● AIM
Determine how many lines contain the string "Remboursements". Reply with that figure and nothing else.

[Figure data in JSON]
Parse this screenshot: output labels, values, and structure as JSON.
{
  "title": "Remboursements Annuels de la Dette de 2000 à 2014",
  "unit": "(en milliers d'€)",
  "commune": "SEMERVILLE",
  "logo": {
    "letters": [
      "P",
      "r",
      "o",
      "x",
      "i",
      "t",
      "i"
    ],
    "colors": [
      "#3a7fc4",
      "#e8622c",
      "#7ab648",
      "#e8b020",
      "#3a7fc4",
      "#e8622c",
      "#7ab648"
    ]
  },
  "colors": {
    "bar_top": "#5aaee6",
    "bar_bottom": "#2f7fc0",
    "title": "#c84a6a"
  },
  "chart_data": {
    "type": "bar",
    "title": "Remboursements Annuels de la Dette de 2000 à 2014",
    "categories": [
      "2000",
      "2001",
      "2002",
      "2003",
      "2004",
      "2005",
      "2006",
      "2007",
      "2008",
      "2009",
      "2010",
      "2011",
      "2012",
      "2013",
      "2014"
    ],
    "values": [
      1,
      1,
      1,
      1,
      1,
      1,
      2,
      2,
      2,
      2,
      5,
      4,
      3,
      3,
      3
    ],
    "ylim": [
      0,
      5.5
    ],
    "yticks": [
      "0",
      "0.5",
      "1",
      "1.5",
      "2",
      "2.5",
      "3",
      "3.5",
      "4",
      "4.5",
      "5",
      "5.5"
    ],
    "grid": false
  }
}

● FINAL RESULT
2